--- DATA EXTRACT ---

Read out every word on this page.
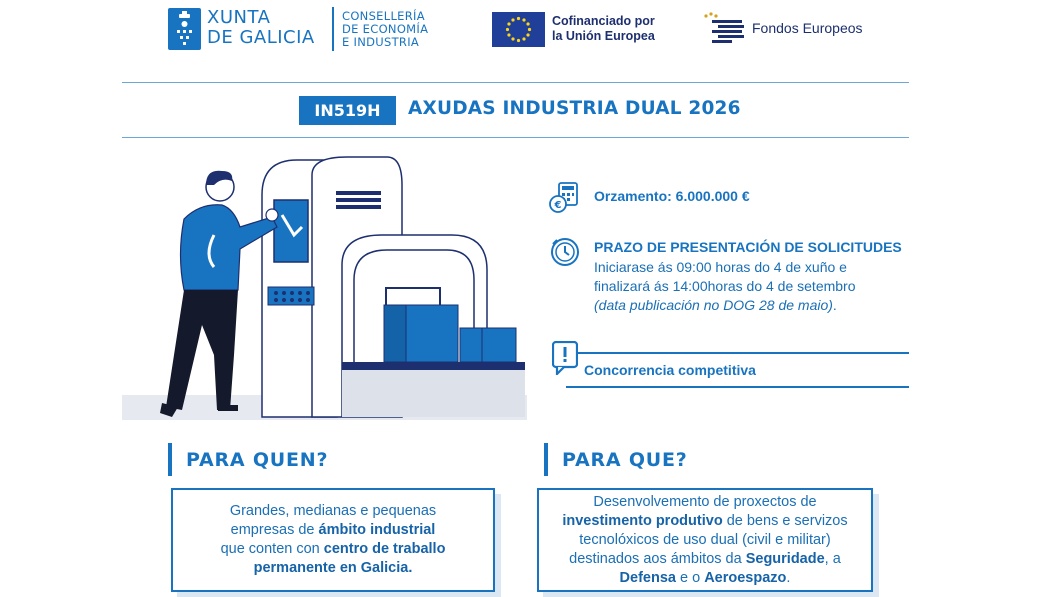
XUNTA
DE GALICIA
CONSELLERÍA
DE ECONOMÍA
E INDUSTRIA
Cofinanciado por
la Unión Europea	Fondos Europeos
IN519H	AXUDAS INDUSTRIA DUAL 2026
€
Orzamento: 6.000.000 €
PRAZO DE PRESENTACIÓN DE SOLICITUDES
Iniciarase ás 09:00 horas do 4 de xuño e
finalizará ás 14:00horas do 4 de setembro
(data publicación no DOG 28 de maio).
Concorrencia competitiva
PARA QUEN?
Grandes, medianas e pequenas
empresas de ámbito industrial
que conten con centro de traballo
permanente en Galicia.
PARA QUE?
Desenvolvemento de proxectos de
investimento produtivo de bens e servizos
tecnolóxicos de uso dual (civil e militar)
destinados aos ámbitos da Seguridade, a
Defensa e o Aeroespazo.
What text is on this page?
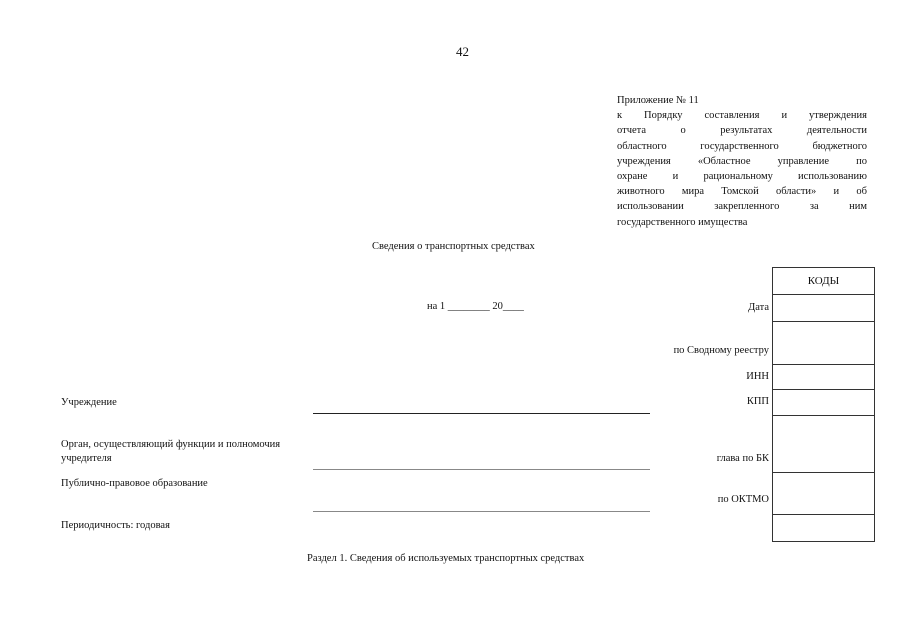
42
Приложение № 11
к Порядку составления и утверждения
отчета о результатах деятельности
областного государственного бюджетного
учреждения «Областное управление по
охране и рациональному использованию
животного мира Томской области» и об
использовании закрепленного за ним
государственного имущества
Сведения о транспортных средствах
на 1 ________ 20____
КОДЫ
Дата
по Сводному реестру
ИНН
КПП
глава по БК
по ОКТМО
Учреждение
Орган, осуществляющий функции и полномочия
учредителя
Публично-правовое образование
Периодичность: годовая
Раздел 1. Сведения об используемых транспортных средствах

---

Which lines contain the word "Сведения"? Return each of them.

-- SOLVED PROBLEM --
Сведения о транспортных средствах
Раздел 1. Сведения об используемых транспортных средствах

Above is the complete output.